Supplied information:
▬▬▬
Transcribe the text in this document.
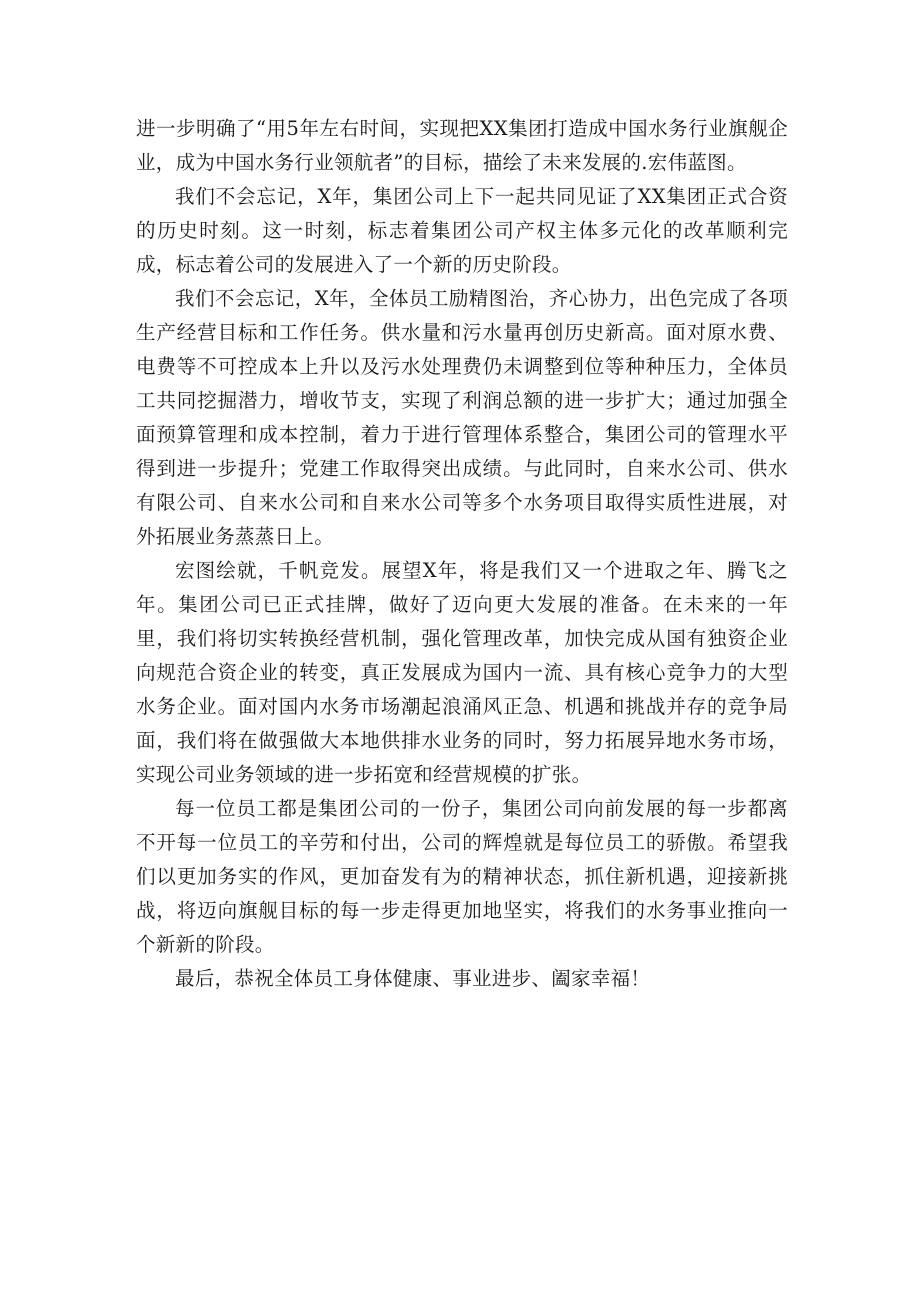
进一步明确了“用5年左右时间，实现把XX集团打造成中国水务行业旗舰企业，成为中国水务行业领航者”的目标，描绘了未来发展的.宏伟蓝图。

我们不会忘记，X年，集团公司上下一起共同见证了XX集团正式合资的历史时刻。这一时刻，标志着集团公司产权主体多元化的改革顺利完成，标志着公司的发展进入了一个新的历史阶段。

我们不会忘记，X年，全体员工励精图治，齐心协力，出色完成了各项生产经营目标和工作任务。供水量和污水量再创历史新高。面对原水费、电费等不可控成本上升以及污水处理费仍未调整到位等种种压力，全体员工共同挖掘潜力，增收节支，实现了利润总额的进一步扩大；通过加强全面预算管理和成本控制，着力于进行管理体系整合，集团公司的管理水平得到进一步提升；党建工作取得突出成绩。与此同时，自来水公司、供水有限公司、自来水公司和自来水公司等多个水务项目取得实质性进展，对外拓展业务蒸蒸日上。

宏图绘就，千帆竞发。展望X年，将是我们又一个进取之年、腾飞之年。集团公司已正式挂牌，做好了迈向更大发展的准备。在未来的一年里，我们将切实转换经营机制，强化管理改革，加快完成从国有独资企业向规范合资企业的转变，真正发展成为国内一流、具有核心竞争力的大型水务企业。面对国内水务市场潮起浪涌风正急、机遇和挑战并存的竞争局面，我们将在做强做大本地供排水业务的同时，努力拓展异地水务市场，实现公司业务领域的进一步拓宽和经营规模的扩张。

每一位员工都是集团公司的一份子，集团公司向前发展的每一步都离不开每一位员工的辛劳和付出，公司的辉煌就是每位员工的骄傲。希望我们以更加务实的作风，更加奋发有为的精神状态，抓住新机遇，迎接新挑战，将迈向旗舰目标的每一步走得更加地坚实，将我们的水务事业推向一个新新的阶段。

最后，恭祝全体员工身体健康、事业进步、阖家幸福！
▬▬▬
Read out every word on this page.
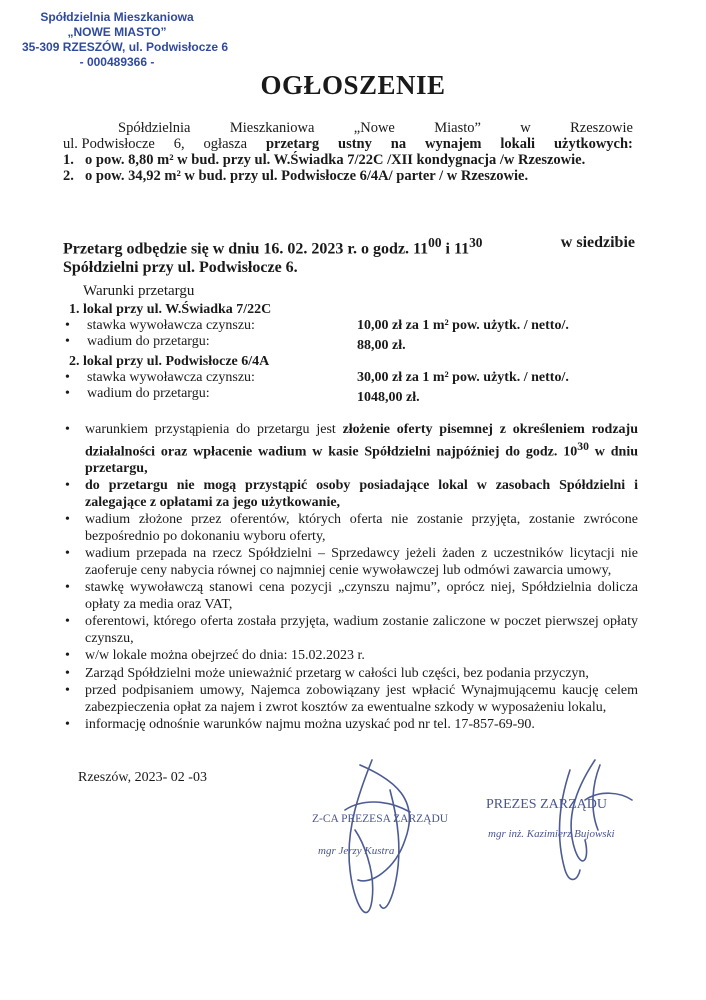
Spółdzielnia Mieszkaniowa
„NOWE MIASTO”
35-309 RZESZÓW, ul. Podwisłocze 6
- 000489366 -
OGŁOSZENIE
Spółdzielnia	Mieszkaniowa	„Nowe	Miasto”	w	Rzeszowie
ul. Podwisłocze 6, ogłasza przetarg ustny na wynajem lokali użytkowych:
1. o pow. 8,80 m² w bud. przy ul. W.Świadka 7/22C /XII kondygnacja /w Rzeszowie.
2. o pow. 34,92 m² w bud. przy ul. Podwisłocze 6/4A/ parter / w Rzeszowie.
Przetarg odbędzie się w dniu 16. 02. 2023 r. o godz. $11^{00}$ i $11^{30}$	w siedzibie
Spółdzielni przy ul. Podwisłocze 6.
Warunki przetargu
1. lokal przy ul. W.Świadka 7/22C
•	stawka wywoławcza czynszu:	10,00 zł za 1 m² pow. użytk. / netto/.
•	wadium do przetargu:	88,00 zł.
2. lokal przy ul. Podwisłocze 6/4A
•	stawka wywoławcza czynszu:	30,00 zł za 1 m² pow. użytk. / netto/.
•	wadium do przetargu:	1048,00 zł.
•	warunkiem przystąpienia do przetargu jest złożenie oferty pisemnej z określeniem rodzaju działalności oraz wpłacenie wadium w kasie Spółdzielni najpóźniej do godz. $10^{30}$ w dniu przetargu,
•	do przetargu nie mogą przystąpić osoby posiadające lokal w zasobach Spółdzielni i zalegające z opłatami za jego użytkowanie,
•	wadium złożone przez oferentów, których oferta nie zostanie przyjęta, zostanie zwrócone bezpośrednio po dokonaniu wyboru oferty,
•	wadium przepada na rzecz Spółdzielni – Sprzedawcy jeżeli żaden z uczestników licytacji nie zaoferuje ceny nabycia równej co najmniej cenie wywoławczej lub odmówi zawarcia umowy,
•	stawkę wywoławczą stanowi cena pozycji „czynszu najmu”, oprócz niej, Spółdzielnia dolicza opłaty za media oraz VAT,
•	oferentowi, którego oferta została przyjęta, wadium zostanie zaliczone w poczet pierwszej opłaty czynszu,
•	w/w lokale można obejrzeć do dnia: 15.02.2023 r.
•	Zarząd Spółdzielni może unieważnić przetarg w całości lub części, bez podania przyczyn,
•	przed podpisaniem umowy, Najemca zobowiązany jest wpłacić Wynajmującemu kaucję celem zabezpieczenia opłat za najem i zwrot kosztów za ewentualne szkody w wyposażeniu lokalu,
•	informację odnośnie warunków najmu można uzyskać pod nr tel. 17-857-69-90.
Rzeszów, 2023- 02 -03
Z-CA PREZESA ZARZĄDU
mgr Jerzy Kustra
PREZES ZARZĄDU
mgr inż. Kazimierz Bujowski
▬▬▬
Task:
From the data above, copy each line where the string "stawka" appears.

Response to this task:
•	stawka wywoławcza czynszu:	10,00 zł za 1 m² pow. użytk. / netto/.
•	stawka wywoławcza czynszu:	30,00 zł za 1 m² pow. użytk. / netto/.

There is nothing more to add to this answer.